- **Exercise objective**: Reproduce precisely the lines of the material below from the line containing "What's the underlying" up to and including its last line. Pictures must not be copied.

- **Material for this exercise**:
********

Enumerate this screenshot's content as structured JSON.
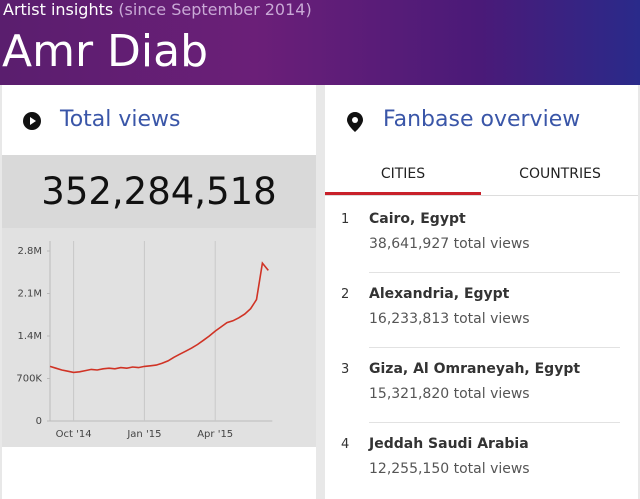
{
  "header": {
    "label": "Artist insights",
    "note": "(since September 2014)",
    "artist": "Amr Diab"
  },
  "total_views": {
    "title": "Total views",
    "value": "352,284,518"
  },
  "chart_data": {
    "type": "line",
    "categories": [
      null,
      null,
      null,
      null,
      "Oct '14",
      null,
      null,
      null,
      null,
      null,
      null,
      null,
      null,
      null,
      null,
      null,
      "Jan '15",
      null,
      null,
      null,
      null,
      null,
      null,
      null,
      null,
      null,
      null,
      null,
      "Apr '15",
      null,
      null,
      null,
      null,
      null,
      null,
      null,
      null,
      null
    ],
    "values": [
      900000,
      870000,
      840000,
      820000,
      800000,
      810000,
      830000,
      850000,
      840000,
      860000,
      870000,
      860000,
      880000,
      870000,
      890000,
      880000,
      900000,
      910000,
      920000,
      950000,
      990000,
      1050000,
      1100000,
      1150000,
      1200000,
      1260000,
      1330000,
      1400000,
      1480000,
      1550000,
      1620000,
      1650000,
      1700000,
      1760000,
      1850000,
      2000000,
      2600000,
      2480000
    ],
    "color": "#d03325",
    "ylim": [
      0,
      2800000
    ],
    "yticks": [
      0,
      {
        "value": 700000,
        "label": "700K"
      },
      {
        "value": 1400000,
        "label": "1.4M"
      },
      {
        "value": 2100000,
        "label": "2.1M"
      },
      {
        "value": 2800000,
        "label": "2.8M"
      }
    ]
  },
  "fanbase": {
    "title": "Fanbase overview",
    "tabs": [
      "CITIES",
      "COUNTRIES"
    ],
    "items": [
      {
        "rank": "1",
        "city": "Cairo, Egypt",
        "views": "38,641,927 total views"
      },
      {
        "rank": "2",
        "city": "Alexandria, Egypt",
        "views": "16,233,813 total views"
      },
      {
        "rank": "3",
        "city": "Giza, Al Omraneyah, Egypt",
        "views": "15,321,820 total views"
      },
      {
        "rank": "4",
        "city": "Jeddah Saudi Arabia",
        "views": "12,255,150 total views"
      }
    ]
  }
}
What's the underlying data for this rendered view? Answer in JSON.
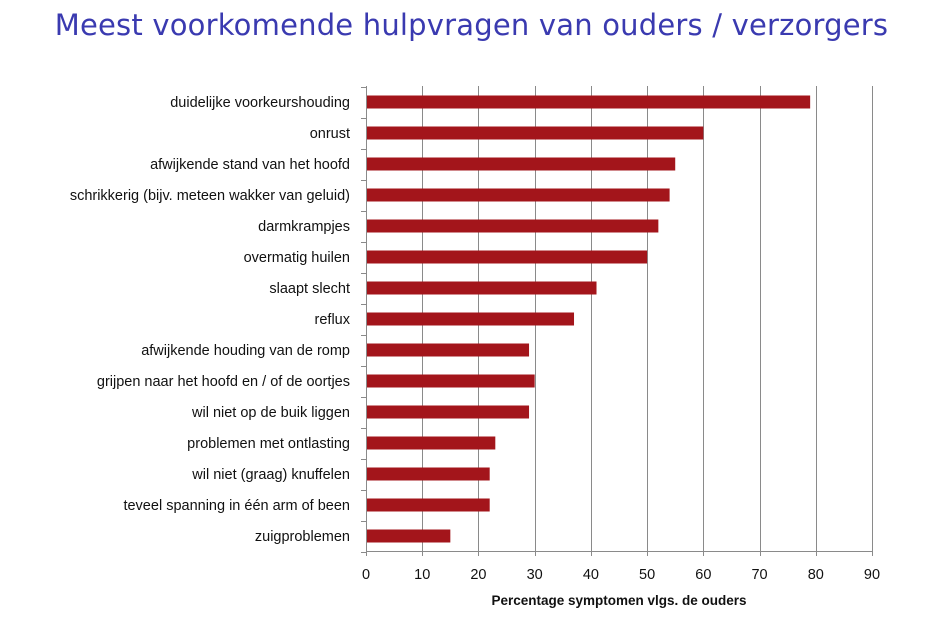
{
  "chart_data": {
    "type": "bar",
    "orientation": "horizontal",
    "title": "Meest voorkomende hulpvragen van ouders / verzorgers",
    "xlabel": "Percentage symptomen vlgs. de ouders",
    "ylabel": "",
    "xlim": [
      0,
      90
    ],
    "xticks": [
      0,
      10,
      20,
      30,
      40,
      50,
      60,
      70,
      80,
      90
    ],
    "grid": true,
    "legend": "none",
    "bar_color": "#a3151b",
    "categories": [
      "duidelijke voorkeurshouding",
      "onrust",
      "afwijkende stand van het hoofd",
      "schrikkerig (bijv. meteen wakker van geluid)",
      "darmkrampjes",
      "overmatig huilen",
      "slaapt slecht",
      "reflux",
      "afwijkende houding van de romp",
      "grijpen naar het hoofd en / of de oortjes",
      "wil niet op de buik liggen",
      "problemen met ontlasting",
      "wil niet (graag) knuffelen",
      "teveel spanning in één arm of been",
      "zuigproblemen"
    ],
    "values": [
      79,
      60,
      55,
      54,
      52,
      50,
      41,
      37,
      29,
      30,
      29,
      23,
      22,
      22,
      15
    ]
  }
}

********

- **Full response**:
What's the underlying data for this rendered view? Answer in JSON.
{
  "chart_data": {
    "type": "bar",
    "orientation": "horizontal",
    "title": "Meest voorkomende hulpvragen van ouders / verzorgers",
    "xlabel": "Percentage symptomen vlgs. de ouders",
    "ylabel": "",
    "xlim": [
      0,
      90
    ],
    "xticks": [
      0,
      10,
      20,
      30,
      40,
      50,
      60,
      70,
      80,
      90
    ],
    "grid": true,
    "legend": "none",
    "bar_color": "#a3151b",
    "categories": [
      "duidelijke voorkeurshouding",
      "onrust",
      "afwijkende stand van het hoofd",
      "schrikkerig (bijv. meteen wakker van geluid)",
      "darmkrampjes",
      "overmatig huilen",
      "slaapt slecht",
      "reflux",
      "afwijkende houding van de romp",
      "grijpen naar het hoofd en / of de oortjes",
      "wil niet op de buik liggen",
      "problemen met ontlasting",
      "wil niet (graag) knuffelen",
      "teveel spanning in één arm of been",
      "zuigproblemen"
    ],
    "values": [
      79,
      60,
      55,
      54,
      52,
      50,
      41,
      37,
      29,
      30,
      29,
      23,
      22,
      22,
      15
    ]
  }
}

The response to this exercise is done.